_WRITTEN INSTRUCTION_
Report back each line of the records that contains the string "buluşuyor".

_AVAILABLE RECORDS_
+--

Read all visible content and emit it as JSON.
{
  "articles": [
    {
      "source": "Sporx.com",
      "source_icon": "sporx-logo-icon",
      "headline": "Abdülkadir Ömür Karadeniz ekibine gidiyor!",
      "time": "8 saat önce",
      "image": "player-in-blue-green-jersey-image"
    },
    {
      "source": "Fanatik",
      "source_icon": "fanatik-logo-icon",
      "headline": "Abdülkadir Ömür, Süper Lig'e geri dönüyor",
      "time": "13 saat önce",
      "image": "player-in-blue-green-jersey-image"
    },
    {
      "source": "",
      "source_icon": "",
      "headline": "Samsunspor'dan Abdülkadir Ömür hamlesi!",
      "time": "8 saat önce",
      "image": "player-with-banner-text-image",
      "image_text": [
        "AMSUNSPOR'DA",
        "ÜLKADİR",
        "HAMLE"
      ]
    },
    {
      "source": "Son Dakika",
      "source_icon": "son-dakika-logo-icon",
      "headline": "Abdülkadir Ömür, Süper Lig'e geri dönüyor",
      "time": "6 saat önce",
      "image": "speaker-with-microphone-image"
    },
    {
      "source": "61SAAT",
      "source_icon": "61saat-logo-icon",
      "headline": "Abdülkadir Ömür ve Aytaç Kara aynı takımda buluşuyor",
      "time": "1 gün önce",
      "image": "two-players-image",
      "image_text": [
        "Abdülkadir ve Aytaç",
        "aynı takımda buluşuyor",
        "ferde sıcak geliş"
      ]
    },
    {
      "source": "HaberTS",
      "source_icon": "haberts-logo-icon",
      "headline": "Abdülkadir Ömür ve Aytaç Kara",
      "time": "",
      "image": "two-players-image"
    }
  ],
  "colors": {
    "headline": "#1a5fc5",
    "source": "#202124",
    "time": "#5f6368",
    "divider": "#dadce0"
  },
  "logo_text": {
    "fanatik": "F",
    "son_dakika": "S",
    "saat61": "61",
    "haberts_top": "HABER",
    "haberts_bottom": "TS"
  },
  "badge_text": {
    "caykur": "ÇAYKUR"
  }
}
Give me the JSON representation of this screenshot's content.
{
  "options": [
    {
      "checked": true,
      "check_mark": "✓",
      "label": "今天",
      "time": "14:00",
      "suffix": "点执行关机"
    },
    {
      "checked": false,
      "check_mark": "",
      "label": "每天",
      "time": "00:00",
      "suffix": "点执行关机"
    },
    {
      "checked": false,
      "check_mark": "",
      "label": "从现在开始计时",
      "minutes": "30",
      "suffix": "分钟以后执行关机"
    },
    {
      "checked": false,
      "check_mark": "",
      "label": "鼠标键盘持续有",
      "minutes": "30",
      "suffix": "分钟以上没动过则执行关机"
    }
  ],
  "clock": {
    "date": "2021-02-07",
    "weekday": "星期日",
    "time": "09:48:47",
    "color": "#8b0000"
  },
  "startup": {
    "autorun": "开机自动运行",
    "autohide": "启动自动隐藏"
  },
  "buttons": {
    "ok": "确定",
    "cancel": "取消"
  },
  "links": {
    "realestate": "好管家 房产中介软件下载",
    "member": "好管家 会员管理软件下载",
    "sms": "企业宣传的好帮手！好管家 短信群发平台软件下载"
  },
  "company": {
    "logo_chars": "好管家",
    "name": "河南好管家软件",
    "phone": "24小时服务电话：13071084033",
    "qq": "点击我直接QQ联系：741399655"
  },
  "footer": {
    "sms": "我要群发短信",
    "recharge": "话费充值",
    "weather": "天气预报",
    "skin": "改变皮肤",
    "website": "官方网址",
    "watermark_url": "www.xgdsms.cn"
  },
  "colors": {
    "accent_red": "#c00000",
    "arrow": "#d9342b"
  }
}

+--

_OUTPUT FOR THIS TASK_
      "headline": "Abdülkadir Ömür ve Aytaç Kara aynı takımda buluşuyor",
        "aynı takımda buluşuyor",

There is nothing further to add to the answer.